_Problem statement_
Go through the material below and copy all lines with "this".

_Records for the task_
>> START

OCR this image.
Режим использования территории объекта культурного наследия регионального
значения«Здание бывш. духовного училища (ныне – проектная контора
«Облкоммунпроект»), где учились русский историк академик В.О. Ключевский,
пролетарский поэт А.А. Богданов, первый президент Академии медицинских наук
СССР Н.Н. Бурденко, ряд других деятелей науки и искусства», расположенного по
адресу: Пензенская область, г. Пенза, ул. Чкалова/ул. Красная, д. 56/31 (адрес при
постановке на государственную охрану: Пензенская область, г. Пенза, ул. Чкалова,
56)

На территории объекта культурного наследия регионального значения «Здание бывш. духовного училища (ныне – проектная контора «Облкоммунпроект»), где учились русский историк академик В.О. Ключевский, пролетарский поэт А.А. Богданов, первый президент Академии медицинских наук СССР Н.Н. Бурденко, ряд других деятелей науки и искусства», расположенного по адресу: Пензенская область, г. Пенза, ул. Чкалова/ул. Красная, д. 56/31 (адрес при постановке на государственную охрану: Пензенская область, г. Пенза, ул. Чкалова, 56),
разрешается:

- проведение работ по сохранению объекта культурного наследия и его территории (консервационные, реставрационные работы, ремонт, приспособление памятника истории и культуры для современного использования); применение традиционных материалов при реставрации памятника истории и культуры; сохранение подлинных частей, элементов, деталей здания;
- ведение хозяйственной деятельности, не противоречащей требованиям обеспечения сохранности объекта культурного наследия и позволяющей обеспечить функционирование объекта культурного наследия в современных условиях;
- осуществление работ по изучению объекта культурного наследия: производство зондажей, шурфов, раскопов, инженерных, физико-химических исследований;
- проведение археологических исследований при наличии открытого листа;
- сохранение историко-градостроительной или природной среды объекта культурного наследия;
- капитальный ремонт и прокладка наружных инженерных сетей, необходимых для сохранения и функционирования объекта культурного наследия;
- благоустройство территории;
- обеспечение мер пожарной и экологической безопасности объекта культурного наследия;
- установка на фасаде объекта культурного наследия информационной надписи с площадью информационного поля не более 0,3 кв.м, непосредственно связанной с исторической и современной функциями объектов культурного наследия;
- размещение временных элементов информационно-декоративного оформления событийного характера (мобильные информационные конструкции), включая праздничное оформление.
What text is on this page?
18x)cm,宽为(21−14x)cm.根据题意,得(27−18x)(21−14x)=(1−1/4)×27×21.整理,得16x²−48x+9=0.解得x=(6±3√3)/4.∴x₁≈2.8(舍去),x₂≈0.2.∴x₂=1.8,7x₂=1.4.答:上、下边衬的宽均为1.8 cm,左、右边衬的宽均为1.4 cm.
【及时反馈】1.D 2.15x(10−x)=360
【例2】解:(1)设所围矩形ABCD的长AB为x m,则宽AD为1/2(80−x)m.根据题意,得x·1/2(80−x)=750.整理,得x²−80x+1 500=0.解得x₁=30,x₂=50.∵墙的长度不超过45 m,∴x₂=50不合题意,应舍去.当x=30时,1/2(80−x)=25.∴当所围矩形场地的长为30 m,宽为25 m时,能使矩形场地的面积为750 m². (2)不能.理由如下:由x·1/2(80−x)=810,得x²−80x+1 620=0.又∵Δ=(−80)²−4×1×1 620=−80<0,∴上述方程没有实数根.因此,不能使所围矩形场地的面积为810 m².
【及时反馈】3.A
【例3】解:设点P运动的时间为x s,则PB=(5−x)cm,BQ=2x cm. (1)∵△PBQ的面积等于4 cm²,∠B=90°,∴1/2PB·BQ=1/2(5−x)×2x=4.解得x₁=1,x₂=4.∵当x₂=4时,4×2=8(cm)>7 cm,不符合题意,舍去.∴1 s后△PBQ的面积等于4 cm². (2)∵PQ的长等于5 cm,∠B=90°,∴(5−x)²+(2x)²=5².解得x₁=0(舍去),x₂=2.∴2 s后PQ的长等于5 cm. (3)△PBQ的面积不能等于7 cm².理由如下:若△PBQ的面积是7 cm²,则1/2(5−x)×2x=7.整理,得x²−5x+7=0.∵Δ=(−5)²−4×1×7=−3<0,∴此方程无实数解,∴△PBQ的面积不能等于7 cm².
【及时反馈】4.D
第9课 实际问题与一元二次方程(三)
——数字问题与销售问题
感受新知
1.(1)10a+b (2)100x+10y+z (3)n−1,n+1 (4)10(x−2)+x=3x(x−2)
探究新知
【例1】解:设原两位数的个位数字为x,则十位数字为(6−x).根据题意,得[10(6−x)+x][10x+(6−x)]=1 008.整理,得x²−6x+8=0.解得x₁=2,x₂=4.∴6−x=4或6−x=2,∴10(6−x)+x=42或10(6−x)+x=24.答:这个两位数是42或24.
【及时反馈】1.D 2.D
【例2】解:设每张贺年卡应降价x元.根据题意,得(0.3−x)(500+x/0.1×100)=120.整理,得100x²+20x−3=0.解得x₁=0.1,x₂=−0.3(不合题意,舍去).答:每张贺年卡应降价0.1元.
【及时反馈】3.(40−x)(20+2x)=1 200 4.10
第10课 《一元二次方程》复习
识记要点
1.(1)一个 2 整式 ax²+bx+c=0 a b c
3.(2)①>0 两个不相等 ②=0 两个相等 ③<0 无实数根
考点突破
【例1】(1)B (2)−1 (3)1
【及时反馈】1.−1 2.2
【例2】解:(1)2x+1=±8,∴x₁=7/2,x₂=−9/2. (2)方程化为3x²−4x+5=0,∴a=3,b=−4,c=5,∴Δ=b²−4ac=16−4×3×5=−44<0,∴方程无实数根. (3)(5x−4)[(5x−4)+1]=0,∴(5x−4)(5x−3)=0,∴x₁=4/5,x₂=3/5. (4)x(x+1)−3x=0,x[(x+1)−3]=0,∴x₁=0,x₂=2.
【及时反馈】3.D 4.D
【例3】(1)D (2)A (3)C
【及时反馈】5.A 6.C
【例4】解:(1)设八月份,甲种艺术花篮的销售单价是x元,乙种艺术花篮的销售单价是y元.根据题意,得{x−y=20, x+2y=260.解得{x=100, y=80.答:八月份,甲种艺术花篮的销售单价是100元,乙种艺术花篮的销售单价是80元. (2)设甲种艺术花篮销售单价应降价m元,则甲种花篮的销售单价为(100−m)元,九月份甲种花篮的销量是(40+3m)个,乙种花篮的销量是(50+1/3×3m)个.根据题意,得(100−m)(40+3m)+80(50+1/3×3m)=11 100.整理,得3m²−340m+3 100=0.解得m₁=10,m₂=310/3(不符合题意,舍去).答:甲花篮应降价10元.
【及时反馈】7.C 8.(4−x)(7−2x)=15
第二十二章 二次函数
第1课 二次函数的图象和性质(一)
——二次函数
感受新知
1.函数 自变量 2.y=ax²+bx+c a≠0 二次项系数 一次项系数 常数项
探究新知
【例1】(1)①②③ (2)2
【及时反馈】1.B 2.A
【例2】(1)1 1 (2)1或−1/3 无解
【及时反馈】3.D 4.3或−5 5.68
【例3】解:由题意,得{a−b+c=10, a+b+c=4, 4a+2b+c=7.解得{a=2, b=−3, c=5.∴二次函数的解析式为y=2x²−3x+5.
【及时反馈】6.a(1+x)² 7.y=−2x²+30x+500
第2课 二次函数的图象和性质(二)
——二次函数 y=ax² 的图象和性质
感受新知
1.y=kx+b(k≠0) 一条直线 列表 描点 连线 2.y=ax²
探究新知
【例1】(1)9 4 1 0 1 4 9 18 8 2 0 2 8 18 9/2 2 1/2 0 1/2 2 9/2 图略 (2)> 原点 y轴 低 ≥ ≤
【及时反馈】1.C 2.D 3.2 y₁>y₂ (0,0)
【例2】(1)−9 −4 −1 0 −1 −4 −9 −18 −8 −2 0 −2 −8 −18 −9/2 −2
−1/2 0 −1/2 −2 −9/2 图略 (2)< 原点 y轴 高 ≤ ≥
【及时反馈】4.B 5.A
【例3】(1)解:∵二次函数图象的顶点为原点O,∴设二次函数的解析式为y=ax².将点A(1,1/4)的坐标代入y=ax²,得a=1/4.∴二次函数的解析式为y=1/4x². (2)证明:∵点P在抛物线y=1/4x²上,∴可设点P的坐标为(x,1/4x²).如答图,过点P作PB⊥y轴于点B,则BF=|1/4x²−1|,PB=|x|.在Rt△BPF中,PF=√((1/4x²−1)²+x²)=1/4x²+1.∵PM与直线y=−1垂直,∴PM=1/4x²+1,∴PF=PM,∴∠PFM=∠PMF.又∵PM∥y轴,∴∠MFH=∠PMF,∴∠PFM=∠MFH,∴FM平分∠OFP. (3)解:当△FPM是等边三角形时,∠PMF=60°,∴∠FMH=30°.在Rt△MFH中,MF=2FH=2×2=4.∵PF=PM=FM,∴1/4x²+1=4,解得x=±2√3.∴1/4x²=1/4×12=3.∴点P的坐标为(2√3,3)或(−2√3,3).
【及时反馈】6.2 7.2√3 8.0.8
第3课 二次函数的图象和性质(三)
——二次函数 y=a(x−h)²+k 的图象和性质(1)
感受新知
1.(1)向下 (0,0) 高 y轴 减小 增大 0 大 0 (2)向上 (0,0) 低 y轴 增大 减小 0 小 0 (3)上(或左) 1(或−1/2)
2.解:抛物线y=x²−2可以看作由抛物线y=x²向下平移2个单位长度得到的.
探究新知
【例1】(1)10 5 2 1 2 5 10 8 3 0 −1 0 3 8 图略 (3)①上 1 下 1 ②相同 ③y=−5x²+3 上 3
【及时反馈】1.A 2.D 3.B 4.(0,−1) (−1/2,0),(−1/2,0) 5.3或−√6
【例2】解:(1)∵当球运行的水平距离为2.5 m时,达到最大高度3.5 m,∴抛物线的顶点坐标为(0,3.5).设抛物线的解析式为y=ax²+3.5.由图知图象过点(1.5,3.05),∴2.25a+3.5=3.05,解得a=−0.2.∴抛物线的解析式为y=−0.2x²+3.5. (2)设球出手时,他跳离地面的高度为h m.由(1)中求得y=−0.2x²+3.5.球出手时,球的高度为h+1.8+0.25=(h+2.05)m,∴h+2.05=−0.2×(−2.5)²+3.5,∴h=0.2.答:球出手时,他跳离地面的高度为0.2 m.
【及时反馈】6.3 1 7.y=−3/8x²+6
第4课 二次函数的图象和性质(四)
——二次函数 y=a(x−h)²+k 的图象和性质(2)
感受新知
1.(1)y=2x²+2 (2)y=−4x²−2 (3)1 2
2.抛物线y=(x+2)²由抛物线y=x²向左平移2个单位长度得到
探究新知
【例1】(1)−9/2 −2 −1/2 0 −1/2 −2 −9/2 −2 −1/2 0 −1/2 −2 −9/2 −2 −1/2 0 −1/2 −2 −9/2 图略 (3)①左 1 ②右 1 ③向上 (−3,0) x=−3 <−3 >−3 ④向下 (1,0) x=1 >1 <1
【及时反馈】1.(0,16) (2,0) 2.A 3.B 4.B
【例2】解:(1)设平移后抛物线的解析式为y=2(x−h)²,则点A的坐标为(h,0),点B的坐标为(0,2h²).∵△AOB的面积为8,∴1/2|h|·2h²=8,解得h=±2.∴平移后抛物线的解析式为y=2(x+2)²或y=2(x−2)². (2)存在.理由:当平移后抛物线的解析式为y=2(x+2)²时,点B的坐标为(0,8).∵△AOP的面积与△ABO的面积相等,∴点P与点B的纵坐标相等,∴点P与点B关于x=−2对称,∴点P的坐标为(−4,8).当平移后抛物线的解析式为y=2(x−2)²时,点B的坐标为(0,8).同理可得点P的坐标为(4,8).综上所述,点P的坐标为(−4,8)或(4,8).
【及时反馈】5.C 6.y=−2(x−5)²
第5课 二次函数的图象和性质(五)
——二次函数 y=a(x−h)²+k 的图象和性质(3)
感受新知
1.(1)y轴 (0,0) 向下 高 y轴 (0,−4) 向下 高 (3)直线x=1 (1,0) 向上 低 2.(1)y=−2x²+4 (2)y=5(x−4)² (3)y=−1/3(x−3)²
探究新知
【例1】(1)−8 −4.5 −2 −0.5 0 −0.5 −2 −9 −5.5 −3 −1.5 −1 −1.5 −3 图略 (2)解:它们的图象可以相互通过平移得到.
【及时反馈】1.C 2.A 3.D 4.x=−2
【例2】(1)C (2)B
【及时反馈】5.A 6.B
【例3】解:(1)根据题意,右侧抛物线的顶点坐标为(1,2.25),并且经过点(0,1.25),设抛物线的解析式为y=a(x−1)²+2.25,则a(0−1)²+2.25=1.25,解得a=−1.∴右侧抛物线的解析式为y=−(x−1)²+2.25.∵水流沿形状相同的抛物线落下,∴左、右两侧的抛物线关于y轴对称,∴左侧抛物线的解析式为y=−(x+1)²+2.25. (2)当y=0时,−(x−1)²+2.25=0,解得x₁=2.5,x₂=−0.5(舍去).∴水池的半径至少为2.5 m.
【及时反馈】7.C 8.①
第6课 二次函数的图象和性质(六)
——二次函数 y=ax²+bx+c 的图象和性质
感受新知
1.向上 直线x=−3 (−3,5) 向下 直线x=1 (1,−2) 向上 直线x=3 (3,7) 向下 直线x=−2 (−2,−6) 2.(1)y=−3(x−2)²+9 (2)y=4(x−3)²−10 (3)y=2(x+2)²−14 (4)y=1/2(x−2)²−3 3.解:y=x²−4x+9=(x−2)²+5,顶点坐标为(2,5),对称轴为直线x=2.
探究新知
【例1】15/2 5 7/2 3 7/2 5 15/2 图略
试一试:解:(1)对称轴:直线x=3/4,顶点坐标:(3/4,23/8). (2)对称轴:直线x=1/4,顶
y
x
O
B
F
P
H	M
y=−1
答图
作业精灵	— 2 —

>> END

_Finished exercise_
OCR this image.
What text is on this page?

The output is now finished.